Figure dataset records:
-*-*-

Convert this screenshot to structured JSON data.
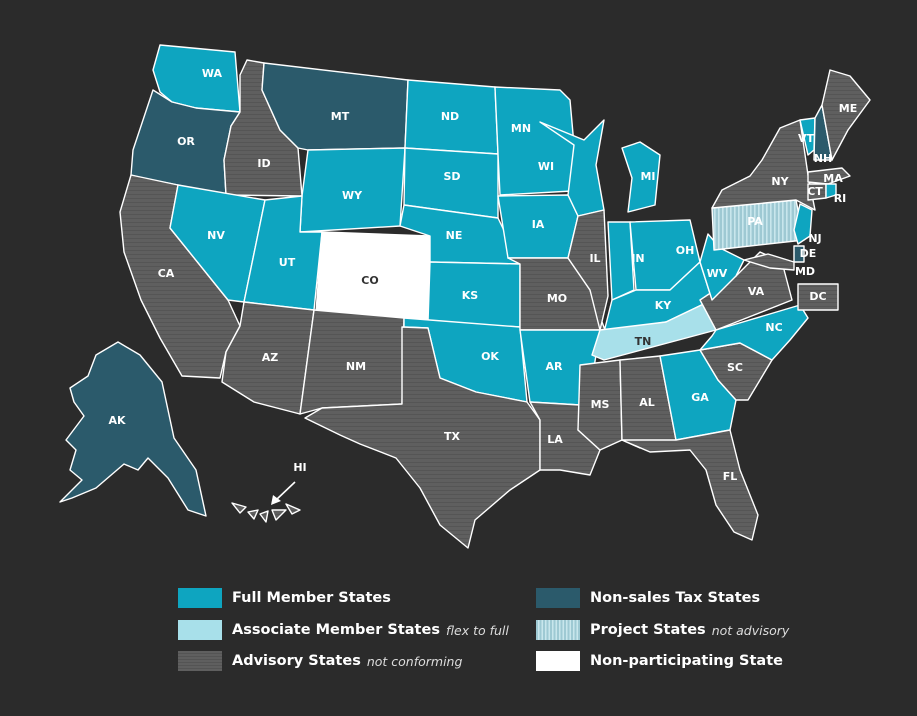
{
  "colors": {
    "background": "#2b2b2b",
    "full_member": "#0ea5c0",
    "associate_member": "#a8e0ea",
    "advisory": "#5f5f5f",
    "non_sales_tax": "#2b5a6b",
    "project": "#9ec9d3",
    "non_participating": "#ffffff",
    "border": "#ffffff"
  },
  "legend": [
    {
      "key": "full_member",
      "label": "Full Member States",
      "note": ""
    },
    {
      "key": "associate_member",
      "label": "Associate Member States",
      "note": "flex to full"
    },
    {
      "key": "advisory",
      "label": "Advisory States",
      "note": "not conforming"
    },
    {
      "key": "non_sales_tax",
      "label": "Non-sales Tax States",
      "note": ""
    },
    {
      "key": "project",
      "label": "Project States",
      "note": "not advisory"
    },
    {
      "key": "non_participating",
      "label": "Non-participating State",
      "note": ""
    }
  ],
  "states": [
    {
      "abbr": "WA",
      "status": "full_member"
    },
    {
      "abbr": "OR",
      "status": "non_sales_tax"
    },
    {
      "abbr": "CA",
      "status": "advisory"
    },
    {
      "abbr": "ID",
      "status": "advisory"
    },
    {
      "abbr": "NV",
      "status": "full_member"
    },
    {
      "abbr": "MT",
      "status": "non_sales_tax"
    },
    {
      "abbr": "WY",
      "status": "full_member"
    },
    {
      "abbr": "UT",
      "status": "full_member"
    },
    {
      "abbr": "CO",
      "status": "non_participating"
    },
    {
      "abbr": "AZ",
      "status": "advisory"
    },
    {
      "abbr": "NM",
      "status": "advisory"
    },
    {
      "abbr": "ND",
      "status": "full_member"
    },
    {
      "abbr": "SD",
      "status": "full_member"
    },
    {
      "abbr": "NE",
      "status": "full_member"
    },
    {
      "abbr": "KS",
      "status": "full_member"
    },
    {
      "abbr": "OK",
      "status": "full_member"
    },
    {
      "abbr": "TX",
      "status": "advisory"
    },
    {
      "abbr": "MN",
      "status": "full_member"
    },
    {
      "abbr": "IA",
      "status": "full_member"
    },
    {
      "abbr": "MO",
      "status": "advisory"
    },
    {
      "abbr": "AR",
      "status": "full_member"
    },
    {
      "abbr": "LA",
      "status": "advisory"
    },
    {
      "abbr": "WI",
      "status": "full_member"
    },
    {
      "abbr": "IL",
      "status": "advisory"
    },
    {
      "abbr": "MI",
      "status": "full_member"
    },
    {
      "abbr": "IN",
      "status": "full_member"
    },
    {
      "abbr": "OH",
      "status": "full_member"
    },
    {
      "abbr": "KY",
      "status": "full_member"
    },
    {
      "abbr": "TN",
      "status": "associate_member"
    },
    {
      "abbr": "MS",
      "status": "advisory"
    },
    {
      "abbr": "AL",
      "status": "advisory"
    },
    {
      "abbr": "GA",
      "status": "full_member"
    },
    {
      "abbr": "FL",
      "status": "advisory"
    },
    {
      "abbr": "SC",
      "status": "advisory"
    },
    {
      "abbr": "NC",
      "status": "full_member"
    },
    {
      "abbr": "VA",
      "status": "advisory"
    },
    {
      "abbr": "WV",
      "status": "full_member"
    },
    {
      "abbr": "PA",
      "status": "project"
    },
    {
      "abbr": "NY",
      "status": "advisory"
    },
    {
      "abbr": "VT",
      "status": "full_member"
    },
    {
      "abbr": "NH",
      "status": "non_sales_tax"
    },
    {
      "abbr": "ME",
      "status": "advisory"
    },
    {
      "abbr": "MA",
      "status": "advisory"
    },
    {
      "abbr": "CT",
      "status": "advisory"
    },
    {
      "abbr": "RI",
      "status": "full_member"
    },
    {
      "abbr": "NJ",
      "status": "full_member"
    },
    {
      "abbr": "DE",
      "status": "non_sales_tax"
    },
    {
      "abbr": "MD",
      "status": "advisory"
    },
    {
      "abbr": "DC",
      "status": "advisory"
    },
    {
      "abbr": "AK",
      "status": "non_sales_tax"
    },
    {
      "abbr": "HI",
      "status": "advisory"
    }
  ]
}
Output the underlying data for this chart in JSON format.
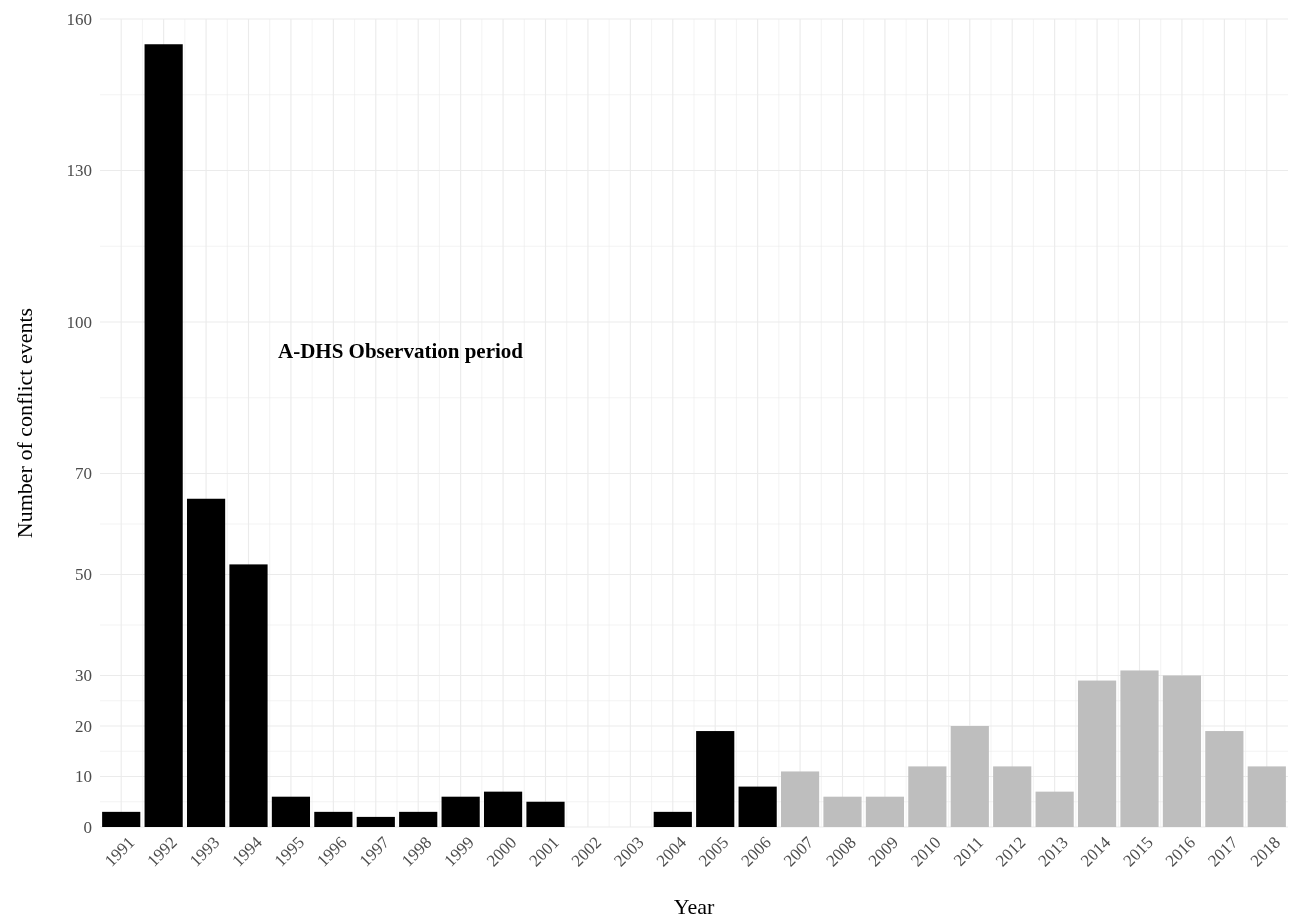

-*-*-

WHAT TO WORK ON
Transcribe each line above verbatim, with the pictures left out.

OUTPUT
Convert this screenshot to structured JSON data.
{
  "colors": {
    "background": "#2b2b2b",
    "full_member": "#0ea5c0",
    "associate_member": "#a8e0ea",
    "advisory": "#5f5f5f",
    "non_sales_tax": "#2b5a6b",
    "project": "#9ec9d3",
    "non_participating": "#ffffff",
    "border": "#ffffff"
  },
  "legend": [
    {
      "key": "full_member",
      "label": "Full Member States",
      "note": ""
    },
    {
      "key": "associate_member",
      "label": "Associate Member States",
      "note": "flex to full"
    },
    {
      "key": "advisory",
      "label": "Advisory States",
      "note": "not conforming"
    },
    {
      "key": "non_sales_tax",
      "label": "Non-sales Tax States",
      "note": ""
    },
    {
      "key": "project",
      "label": "Project States",
      "note": "not advisory"
    },
    {
      "key": "non_participating",
      "label": "Non-participating State",
      "note": ""
    }
  ],
  "states": [
    {
      "abbr": "WA",
      "status": "full_member"
    },
    {
      "abbr": "OR",
      "status": "non_sales_tax"
    },
    {
      "abbr": "CA",
      "status": "advisory"
    },
    {
      "abbr": "ID",
      "status": "advisory"
    },
    {
      "abbr": "NV",
      "status": "full_member"
    },
    {
      "abbr": "MT",
      "status": "non_sales_tax"
    },
    {
      "abbr": "WY",
      "status": "full_member"
    },
    {
      "abbr": "UT",
      "status": "full_member"
    },
    {
      "abbr": "CO",
      "status": "non_participating"
    },
    {
      "abbr": "AZ",
      "status": "advisory"
    },
    {
      "abbr": "NM",
      "status": "advisory"
    },
    {
      "abbr": "ND",
      "status": "full_member"
    },
    {
      "abbr": "SD",
      "status": "full_member"
    },
    {
      "abbr": "NE",
      "status": "full_member"
    },
    {
      "abbr": "KS",
      "status": "full_member"
    },
    {
      "abbr": "OK",
      "status": "full_member"
    },
    {
      "abbr": "TX",
      "status": "advisory"
    },
    {
      "abbr": "MN",
      "status": "full_member"
    },
    {
      "abbr": "IA",
      "status": "full_member"
    },
    {
      "abbr": "MO",
      "status": "advisory"
    },
    {
      "abbr": "AR",
      "status": "full_member"
    },
    {
      "abbr": "LA",
      "status": "advisory"
    },
    {
      "abbr": "WI",
      "status": "full_member"
    },
    {
      "abbr": "IL",
      "status": "advisory"
    },
    {
      "abbr": "MI",
      "status": "full_member"
    },
    {
      "abbr": "IN",
      "status": "full_member"
    },
    {
      "abbr": "OH",
      "status": "full_member"
    },
    {
      "abbr": "KY",
      "status": "full_member"
    },
    {
      "abbr": "TN",
      "status": "associate_member"
    },
    {
      "abbr": "MS",
      "status": "advisory"
    },
    {
      "abbr": "AL",
      "status": "advisory"
    },
    {
      "abbr": "GA",
      "status": "full_member"
    },
    {
      "abbr": "FL",
      "status": "advisory"
    },
    {
      "abbr": "SC",
      "status": "advisory"
    },
    {
      "abbr": "NC",
      "status": "full_member"
    },
    {
      "abbr": "VA",
      "status": "advisory"
    },
    {
      "abbr": "WV",
      "status": "full_member"
    },
    {
      "abbr": "PA",
      "status": "project"
    },
    {
      "abbr": "NY",
      "status": "advisory"
    },
    {
      "abbr": "VT",
      "status": "full_member"
    },
    {
      "abbr": "NH",
      "status": "non_sales_tax"
    },
    {
      "abbr": "ME",
      "status": "advisory"
    },
    {
      "abbr": "MA",
      "status": "advisory"
    },
    {
      "abbr": "CT",
      "status": "advisory"
    },
    {
      "abbr": "RI",
      "status": "full_member"
    },
    {
      "abbr": "NJ",
      "status": "full_member"
    },
    {
      "abbr": "DE",
      "status": "non_sales_tax"
    },
    {
      "abbr": "MD",
      "status": "advisory"
    },
    {
      "abbr": "DC",
      "status": "advisory"
    },
    {
      "abbr": "AK",
      "status": "non_sales_tax"
    },
    {
      "abbr": "HI",
      "status": "advisory"
    }
  ]
}
Output the underlying data for this chart in JSON format.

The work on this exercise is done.